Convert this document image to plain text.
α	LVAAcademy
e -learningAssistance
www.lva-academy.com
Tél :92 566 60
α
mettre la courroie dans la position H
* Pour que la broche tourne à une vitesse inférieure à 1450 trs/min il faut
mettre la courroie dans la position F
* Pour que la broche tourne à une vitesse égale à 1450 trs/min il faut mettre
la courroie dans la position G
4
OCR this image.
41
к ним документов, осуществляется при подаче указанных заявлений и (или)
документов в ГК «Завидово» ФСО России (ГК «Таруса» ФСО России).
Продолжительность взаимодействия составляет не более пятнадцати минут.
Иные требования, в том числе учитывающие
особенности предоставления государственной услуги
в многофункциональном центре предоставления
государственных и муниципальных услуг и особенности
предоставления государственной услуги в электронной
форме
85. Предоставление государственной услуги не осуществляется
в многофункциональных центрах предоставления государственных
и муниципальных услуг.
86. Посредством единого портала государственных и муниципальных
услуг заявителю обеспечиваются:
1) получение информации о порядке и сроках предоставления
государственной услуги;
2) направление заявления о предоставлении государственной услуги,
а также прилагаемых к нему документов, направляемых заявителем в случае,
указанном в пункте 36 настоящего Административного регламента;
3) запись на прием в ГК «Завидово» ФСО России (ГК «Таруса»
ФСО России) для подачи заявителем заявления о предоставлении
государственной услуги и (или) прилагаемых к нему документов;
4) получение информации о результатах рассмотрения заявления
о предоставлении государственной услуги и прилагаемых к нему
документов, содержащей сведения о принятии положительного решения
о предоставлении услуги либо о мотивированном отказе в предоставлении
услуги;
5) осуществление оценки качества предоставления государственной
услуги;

__PROBLEM DESCRIPTION__. Write out every entry above, word for word.

__SOLUTION FOR THIS TASK__.
Convert this document image to plain text.
α	LVAAcademy
e -learningAssistance
www.lva-academy.com
Tél :92 566 60
α
mettre la courroie dans la position H
* Pour que la broche tourne à une vitesse inférieure à 1450 trs/min il faut
mettre la courroie dans la position F
* Pour que la broche tourne à une vitesse égale à 1450 trs/min il faut mettre
la courroie dans la position G
4
OCR this image.
41
к ним документов, осуществляется при подаче указанных заявлений и (или)
документов в ГК «Завидово» ФСО России (ГК «Таруса» ФСО России).
Продолжительность взаимодействия составляет не более пятнадцати минут.
Иные требования, в том числе учитывающие
особенности предоставления государственной услуги
в многофункциональном центре предоставления
государственных и муниципальных услуг и особенности
предоставления государственной услуги в электронной
форме
85. Предоставление государственной услуги не осуществляется
в многофункциональных центрах предоставления государственных
и муниципальных услуг.
86. Посредством единого портала государственных и муниципальных
услуг заявителю обеспечиваются:
1) получение информации о порядке и сроках предоставления
государственной услуги;
2) направление заявления о предоставлении государственной услуги,
а также прилагаемых к нему документов, направляемых заявителем в случае,
указанном в пункте 36 настоящего Административного регламента;
3) запись на прием в ГК «Завидово» ФСО России (ГК «Таруса»
ФСО России) для подачи заявителем заявления о предоставлении
государственной услуги и (или) прилагаемых к нему документов;
4) получение информации о результатах рассмотрения заявления
о предоставлении государственной услуги и прилагаемых к нему
документов, содержащей сведения о принятии положительного решения
о предоставлении услуги либо о мотивированном отказе в предоставлении
услуги;
5) осуществление оценки качества предоставления государственной
услуги;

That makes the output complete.